The request
Without the pictures, copy the entries below word for word.

Data for this task
....................

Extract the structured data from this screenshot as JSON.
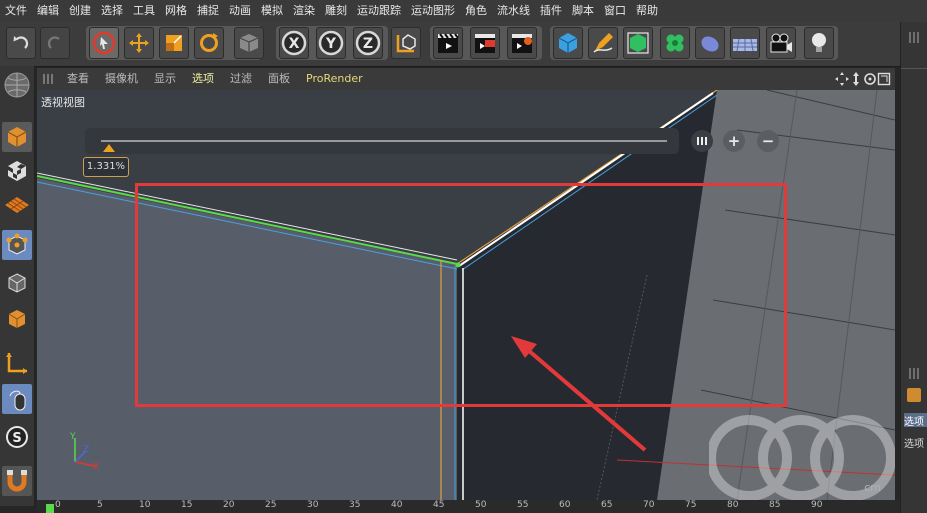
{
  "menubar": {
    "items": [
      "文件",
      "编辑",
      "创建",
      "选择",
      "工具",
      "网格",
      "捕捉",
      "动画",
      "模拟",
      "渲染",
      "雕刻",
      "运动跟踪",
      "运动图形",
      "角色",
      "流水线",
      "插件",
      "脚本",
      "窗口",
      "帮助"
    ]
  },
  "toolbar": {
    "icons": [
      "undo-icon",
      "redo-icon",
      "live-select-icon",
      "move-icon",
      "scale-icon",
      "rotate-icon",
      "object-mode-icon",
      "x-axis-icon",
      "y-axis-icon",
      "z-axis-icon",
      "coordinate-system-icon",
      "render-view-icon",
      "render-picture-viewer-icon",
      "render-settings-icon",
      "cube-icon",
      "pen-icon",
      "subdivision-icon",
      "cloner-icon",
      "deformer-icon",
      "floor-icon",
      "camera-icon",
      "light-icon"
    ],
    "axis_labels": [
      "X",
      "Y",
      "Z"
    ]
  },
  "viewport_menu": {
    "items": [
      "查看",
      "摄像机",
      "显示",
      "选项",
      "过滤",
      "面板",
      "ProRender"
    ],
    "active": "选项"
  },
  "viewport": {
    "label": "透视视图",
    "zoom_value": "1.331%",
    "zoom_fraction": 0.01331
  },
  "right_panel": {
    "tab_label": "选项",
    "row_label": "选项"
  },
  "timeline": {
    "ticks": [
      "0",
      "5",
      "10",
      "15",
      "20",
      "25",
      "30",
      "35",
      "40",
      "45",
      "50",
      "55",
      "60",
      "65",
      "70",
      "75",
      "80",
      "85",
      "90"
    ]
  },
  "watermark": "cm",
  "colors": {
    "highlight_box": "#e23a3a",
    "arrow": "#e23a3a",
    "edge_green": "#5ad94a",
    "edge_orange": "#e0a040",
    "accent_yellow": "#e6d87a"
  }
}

....................

The answer
Extract the structured data from this screenshot as JSON.
{
  "menubar": {
    "items": [
      "文件",
      "编辑",
      "创建",
      "选择",
      "工具",
      "网格",
      "捕捉",
      "动画",
      "模拟",
      "渲染",
      "雕刻",
      "运动跟踪",
      "运动图形",
      "角色",
      "流水线",
      "插件",
      "脚本",
      "窗口",
      "帮助"
    ]
  },
  "toolbar": {
    "icons": [
      "undo-icon",
      "redo-icon",
      "live-select-icon",
      "move-icon",
      "scale-icon",
      "rotate-icon",
      "object-mode-icon",
      "x-axis-icon",
      "y-axis-icon",
      "z-axis-icon",
      "coordinate-system-icon",
      "render-view-icon",
      "render-picture-viewer-icon",
      "render-settings-icon",
      "cube-icon",
      "pen-icon",
      "subdivision-icon",
      "cloner-icon",
      "deformer-icon",
      "floor-icon",
      "camera-icon",
      "light-icon"
    ],
    "axis_labels": [
      "X",
      "Y",
      "Z"
    ]
  },
  "viewport_menu": {
    "items": [
      "查看",
      "摄像机",
      "显示",
      "选项",
      "过滤",
      "面板",
      "ProRender"
    ],
    "active": "选项"
  },
  "viewport": {
    "label": "透视视图",
    "zoom_value": "1.331%",
    "zoom_fraction": 0.01331
  },
  "right_panel": {
    "tab_label": "选项",
    "row_label": "选项"
  },
  "timeline": {
    "ticks": [
      "0",
      "5",
      "10",
      "15",
      "20",
      "25",
      "30",
      "35",
      "40",
      "45",
      "50",
      "55",
      "60",
      "65",
      "70",
      "75",
      "80",
      "85",
      "90"
    ]
  },
  "watermark": "cm",
  "colors": {
    "highlight_box": "#e23a3a",
    "arrow": "#e23a3a",
    "edge_green": "#5ad94a",
    "edge_orange": "#e0a040",
    "accent_yellow": "#e6d87a"
  }
}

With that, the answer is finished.